- **Given records**
--------------------------------------------------

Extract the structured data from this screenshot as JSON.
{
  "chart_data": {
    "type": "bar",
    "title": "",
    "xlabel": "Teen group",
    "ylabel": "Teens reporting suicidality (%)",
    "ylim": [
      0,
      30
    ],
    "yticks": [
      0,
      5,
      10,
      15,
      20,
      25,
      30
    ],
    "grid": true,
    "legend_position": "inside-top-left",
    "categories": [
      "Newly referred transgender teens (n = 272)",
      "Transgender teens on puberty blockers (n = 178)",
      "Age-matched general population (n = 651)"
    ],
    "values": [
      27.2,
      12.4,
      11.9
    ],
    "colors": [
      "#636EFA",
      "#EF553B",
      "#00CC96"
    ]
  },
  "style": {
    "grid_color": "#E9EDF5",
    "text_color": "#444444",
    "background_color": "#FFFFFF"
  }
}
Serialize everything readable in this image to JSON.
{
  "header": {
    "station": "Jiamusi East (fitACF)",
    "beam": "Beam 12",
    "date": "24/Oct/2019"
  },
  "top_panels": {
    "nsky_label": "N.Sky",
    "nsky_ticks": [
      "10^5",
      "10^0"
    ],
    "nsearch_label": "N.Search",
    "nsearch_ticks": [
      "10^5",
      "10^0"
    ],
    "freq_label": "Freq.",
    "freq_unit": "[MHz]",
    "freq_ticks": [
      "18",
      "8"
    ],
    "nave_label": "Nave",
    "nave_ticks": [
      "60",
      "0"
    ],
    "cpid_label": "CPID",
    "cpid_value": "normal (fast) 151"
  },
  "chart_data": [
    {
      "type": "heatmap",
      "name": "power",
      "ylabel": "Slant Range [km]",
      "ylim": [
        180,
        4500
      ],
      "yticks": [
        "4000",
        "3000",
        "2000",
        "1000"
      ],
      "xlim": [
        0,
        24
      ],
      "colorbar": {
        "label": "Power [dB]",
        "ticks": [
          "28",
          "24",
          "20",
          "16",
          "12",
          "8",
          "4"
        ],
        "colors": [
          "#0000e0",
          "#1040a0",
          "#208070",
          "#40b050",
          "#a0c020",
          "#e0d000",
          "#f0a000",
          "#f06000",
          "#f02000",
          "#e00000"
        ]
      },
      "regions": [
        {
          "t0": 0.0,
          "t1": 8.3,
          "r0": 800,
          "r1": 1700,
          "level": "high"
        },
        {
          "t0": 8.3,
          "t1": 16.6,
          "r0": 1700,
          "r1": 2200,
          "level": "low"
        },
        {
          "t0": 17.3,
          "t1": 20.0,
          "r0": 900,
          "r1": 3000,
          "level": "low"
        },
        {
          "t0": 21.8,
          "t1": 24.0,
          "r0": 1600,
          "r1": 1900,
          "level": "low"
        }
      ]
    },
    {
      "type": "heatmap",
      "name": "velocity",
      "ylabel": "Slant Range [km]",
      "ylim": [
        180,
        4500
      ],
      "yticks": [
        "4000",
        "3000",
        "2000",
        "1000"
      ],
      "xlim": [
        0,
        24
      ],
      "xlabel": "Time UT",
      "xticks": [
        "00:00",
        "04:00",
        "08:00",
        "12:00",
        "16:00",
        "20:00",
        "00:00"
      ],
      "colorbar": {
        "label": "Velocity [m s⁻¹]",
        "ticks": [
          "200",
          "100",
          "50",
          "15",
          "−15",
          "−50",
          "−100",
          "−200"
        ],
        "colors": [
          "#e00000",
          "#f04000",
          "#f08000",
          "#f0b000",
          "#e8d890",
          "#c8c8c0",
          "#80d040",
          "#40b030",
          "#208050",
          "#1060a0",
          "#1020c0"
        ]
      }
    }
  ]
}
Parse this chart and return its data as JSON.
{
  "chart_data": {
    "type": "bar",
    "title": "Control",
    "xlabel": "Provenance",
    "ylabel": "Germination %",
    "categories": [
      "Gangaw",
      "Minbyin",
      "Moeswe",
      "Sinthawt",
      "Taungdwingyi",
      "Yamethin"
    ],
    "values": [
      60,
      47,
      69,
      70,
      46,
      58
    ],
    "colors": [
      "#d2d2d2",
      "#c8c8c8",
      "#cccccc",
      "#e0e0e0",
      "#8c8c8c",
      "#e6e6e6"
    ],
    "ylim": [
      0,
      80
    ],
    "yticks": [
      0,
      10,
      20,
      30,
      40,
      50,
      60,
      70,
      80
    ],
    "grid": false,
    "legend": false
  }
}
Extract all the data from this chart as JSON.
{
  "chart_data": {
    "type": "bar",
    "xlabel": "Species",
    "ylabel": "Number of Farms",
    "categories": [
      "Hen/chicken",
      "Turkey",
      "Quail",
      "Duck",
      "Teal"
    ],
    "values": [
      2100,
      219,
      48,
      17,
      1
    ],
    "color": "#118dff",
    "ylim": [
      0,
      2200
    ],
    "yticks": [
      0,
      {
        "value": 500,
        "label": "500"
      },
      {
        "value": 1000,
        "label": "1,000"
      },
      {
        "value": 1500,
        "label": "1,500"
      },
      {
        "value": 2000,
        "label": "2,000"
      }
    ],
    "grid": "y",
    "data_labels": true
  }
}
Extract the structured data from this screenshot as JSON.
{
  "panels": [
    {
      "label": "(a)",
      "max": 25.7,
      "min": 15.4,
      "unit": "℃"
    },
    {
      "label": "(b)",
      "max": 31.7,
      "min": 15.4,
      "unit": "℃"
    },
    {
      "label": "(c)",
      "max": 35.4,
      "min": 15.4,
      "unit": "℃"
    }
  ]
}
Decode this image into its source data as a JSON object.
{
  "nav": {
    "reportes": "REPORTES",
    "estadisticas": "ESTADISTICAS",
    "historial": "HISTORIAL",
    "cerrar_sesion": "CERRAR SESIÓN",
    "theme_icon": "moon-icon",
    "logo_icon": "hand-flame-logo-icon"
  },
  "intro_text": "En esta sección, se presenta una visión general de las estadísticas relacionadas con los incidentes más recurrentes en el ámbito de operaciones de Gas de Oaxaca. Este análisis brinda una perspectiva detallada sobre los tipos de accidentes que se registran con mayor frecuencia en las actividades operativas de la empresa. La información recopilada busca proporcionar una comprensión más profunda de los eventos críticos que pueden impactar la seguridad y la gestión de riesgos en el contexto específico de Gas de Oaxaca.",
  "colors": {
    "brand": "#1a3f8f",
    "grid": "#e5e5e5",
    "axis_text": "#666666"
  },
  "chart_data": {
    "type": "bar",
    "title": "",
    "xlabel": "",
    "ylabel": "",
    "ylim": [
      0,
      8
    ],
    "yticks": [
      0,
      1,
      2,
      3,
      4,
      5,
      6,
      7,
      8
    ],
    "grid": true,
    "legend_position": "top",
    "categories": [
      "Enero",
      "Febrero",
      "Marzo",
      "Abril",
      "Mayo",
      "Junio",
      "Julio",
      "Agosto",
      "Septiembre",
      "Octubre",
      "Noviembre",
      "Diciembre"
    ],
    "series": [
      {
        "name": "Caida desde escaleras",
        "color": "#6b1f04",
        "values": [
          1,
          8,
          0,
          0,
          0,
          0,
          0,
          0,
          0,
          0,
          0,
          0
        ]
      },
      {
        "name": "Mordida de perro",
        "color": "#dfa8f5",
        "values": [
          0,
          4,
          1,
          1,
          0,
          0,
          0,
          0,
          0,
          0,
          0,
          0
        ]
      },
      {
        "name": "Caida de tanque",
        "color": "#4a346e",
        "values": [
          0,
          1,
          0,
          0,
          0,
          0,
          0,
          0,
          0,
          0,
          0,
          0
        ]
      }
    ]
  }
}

--------------------------------------------------

- **Exercise prompt**
Reproduce the data in its entirety, matching each character.

- **Reply**
Extract the structured data from this screenshot as JSON.
{
  "chart_data": {
    "type": "bar",
    "title": "",
    "xlabel": "Teen group",
    "ylabel": "Teens reporting suicidality (%)",
    "ylim": [
      0,
      30
    ],
    "yticks": [
      0,
      5,
      10,
      15,
      20,
      25,
      30
    ],
    "grid": true,
    "legend_position": "inside-top-left",
    "categories": [
      "Newly referred transgender teens (n = 272)",
      "Transgender teens on puberty blockers (n = 178)",
      "Age-matched general population (n = 651)"
    ],
    "values": [
      27.2,
      12.4,
      11.9
    ],
    "colors": [
      "#636EFA",
      "#EF553B",
      "#00CC96"
    ]
  },
  "style": {
    "grid_color": "#E9EDF5",
    "text_color": "#444444",
    "background_color": "#FFFFFF"
  }
}
Serialize everything readable in this image to JSON.
{
  "header": {
    "station": "Jiamusi East (fitACF)",
    "beam": "Beam 12",
    "date": "24/Oct/2019"
  },
  "top_panels": {
    "nsky_label": "N.Sky",
    "nsky_ticks": [
      "10^5",
      "10^0"
    ],
    "nsearch_label": "N.Search",
    "nsearch_ticks": [
      "10^5",
      "10^0"
    ],
    "freq_label": "Freq.",
    "freq_unit": "[MHz]",
    "freq_ticks": [
      "18",
      "8"
    ],
    "nave_label": "Nave",
    "nave_ticks": [
      "60",
      "0"
    ],
    "cpid_label": "CPID",
    "cpid_value": "normal (fast) 151"
  },
  "chart_data": [
    {
      "type": "heatmap",
      "name": "power",
      "ylabel": "Slant Range [km]",
      "ylim": [
        180,
        4500
      ],
      "yticks": [
        "4000",
        "3000",
        "2000",
        "1000"
      ],
      "xlim": [
        0,
        24
      ],
      "colorbar": {
        "label": "Power [dB]",
        "ticks": [
          "28",
          "24",
          "20",
          "16",
          "12",
          "8",
          "4"
        ],
        "colors": [
          "#0000e0",
          "#1040a0",
          "#208070",
          "#40b050",
          "#a0c020",
          "#e0d000",
          "#f0a000",
          "#f06000",
          "#f02000",
          "#e00000"
        ]
      },
      "regions": [
        {
          "t0": 0.0,
          "t1": 8.3,
          "r0": 800,
          "r1": 1700,
          "level": "high"
        },
        {
          "t0": 8.3,
          "t1": 16.6,
          "r0": 1700,
          "r1": 2200,
          "level": "low"
        },
        {
          "t0": 17.3,
          "t1": 20.0,
          "r0": 900,
          "r1": 3000,
          "level": "low"
        },
        {
          "t0": 21.8,
          "t1": 24.0,
          "r0": 1600,
          "r1": 1900,
          "level": "low"
        }
      ]
    },
    {
      "type": "heatmap",
      "name": "velocity",
      "ylabel": "Slant Range [km]",
      "ylim": [
        180,
        4500
      ],
      "yticks": [
        "4000",
        "3000",
        "2000",
        "1000"
      ],
      "xlim": [
        0,
        24
      ],
      "xlabel": "Time UT",
      "xticks": [
        "00:00",
        "04:00",
        "08:00",
        "12:00",
        "16:00",
        "20:00",
        "00:00"
      ],
      "colorbar": {
        "label": "Velocity [m s⁻¹]",
        "ticks": [
          "200",
          "100",
          "50",
          "15",
          "−15",
          "−50",
          "−100",
          "−200"
        ],
        "colors": [
          "#e00000",
          "#f04000",
          "#f08000",
          "#f0b000",
          "#e8d890",
          "#c8c8c0",
          "#80d040",
          "#40b030",
          "#208050",
          "#1060a0",
          "#1020c0"
        ]
      }
    }
  ]
}
Parse this chart and return its data as JSON.
{
  "chart_data": {
    "type": "bar",
    "title": "Control",
    "xlabel": "Provenance",
    "ylabel": "Germination %",
    "categories": [
      "Gangaw",
      "Minbyin",
      "Moeswe",
      "Sinthawt",
      "Taungdwingyi",
      "Yamethin"
    ],
    "values": [
      60,
      47,
      69,
      70,
      46,
      58
    ],
    "colors": [
      "#d2d2d2",
      "#c8c8c8",
      "#cccccc",
      "#e0e0e0",
      "#8c8c8c",
      "#e6e6e6"
    ],
    "ylim": [
      0,
      80
    ],
    "yticks": [
      0,
      10,
      20,
      30,
      40,
      50,
      60,
      70,
      80
    ],
    "grid": false,
    "legend": false
  }
}
Extract all the data from this chart as JSON.
{
  "chart_data": {
    "type": "bar",
    "xlabel": "Species",
    "ylabel": "Number of Farms",
    "categories": [
      "Hen/chicken",
      "Turkey",
      "Quail",
      "Duck",
      "Teal"
    ],
    "values": [
      2100,
      219,
      48,
      17,
      1
    ],
    "color": "#118dff",
    "ylim": [
      0,
      2200
    ],
    "yticks": [
      0,
      {
        "value": 500,
        "label": "500"
      },
      {
        "value": 1000,
        "label": "1,000"
      },
      {
        "value": 1500,
        "label": "1,500"
      },
      {
        "value": 2000,
        "label": "2,000"
      }
    ],
    "grid": "y",
    "data_labels": true
  }
}
Extract the structured data from this screenshot as JSON.
{
  "panels": [
    {
      "label": "(a)",
      "max": 25.7,
      "min": 15.4,
      "unit": "℃"
    },
    {
      "label": "(b)",
      "max": 31.7,
      "min": 15.4,
      "unit": "℃"
    },
    {
      "label": "(c)",
      "max": 35.4,
      "min": 15.4,
      "unit": "℃"
    }
  ]
}
Decode this image into its source data as a JSON object.
{
  "nav": {
    "reportes": "REPORTES",
    "estadisticas": "ESTADISTICAS",
    "historial": "HISTORIAL",
    "cerrar_sesion": "CERRAR SESIÓN",
    "theme_icon": "moon-icon",
    "logo_icon": "hand-flame-logo-icon"
  },
  "intro_text": "En esta sección, se presenta una visión general de las estadísticas relacionadas con los incidentes más recurrentes en el ámbito de operaciones de Gas de Oaxaca. Este análisis brinda una perspectiva detallada sobre los tipos de accidentes que se registran con mayor frecuencia en las actividades operativas de la empresa. La información recopilada busca proporcionar una comprensión más profunda de los eventos críticos que pueden impactar la seguridad y la gestión de riesgos en el contexto específico de Gas de Oaxaca.",
  "colors": {
    "brand": "#1a3f8f",
    "grid": "#e5e5e5",
    "axis_text": "#666666"
  },
  "chart_data": {
    "type": "bar",
    "title": "",
    "xlabel": "",
    "ylabel": "",
    "ylim": [
      0,
      8
    ],
    "yticks": [
      0,
      1,
      2,
      3,
      4,
      5,
      6,
      7,
      8
    ],
    "grid": true,
    "legend_position": "top",
    "categories": [
      "Enero",
      "Febrero",
      "Marzo",
      "Abril",
      "Mayo",
      "Junio",
      "Julio",
      "Agosto",
      "Septiembre",
      "Octubre",
      "Noviembre",
      "Diciembre"
    ],
    "series": [
      {
        "name": "Caida desde escaleras",
        "color": "#6b1f04",
        "values": [
          1,
          8,
          0,
          0,
          0,
          0,
          0,
          0,
          0,
          0,
          0,
          0
        ]
      },
      {
        "name": "Mordida de perro",
        "color": "#dfa8f5",
        "values": [
          0,
          4,
          1,
          1,
          0,
          0,
          0,
          0,
          0,
          0,
          0,
          0
        ]
      },
      {
        "name": "Caida de tanque",
        "color": "#4a346e",
        "values": [
          0,
          1,
          0,
          0,
          0,
          0,
          0,
          0,
          0,
          0,
          0,
          0
        ]
      }
    ]
  }
}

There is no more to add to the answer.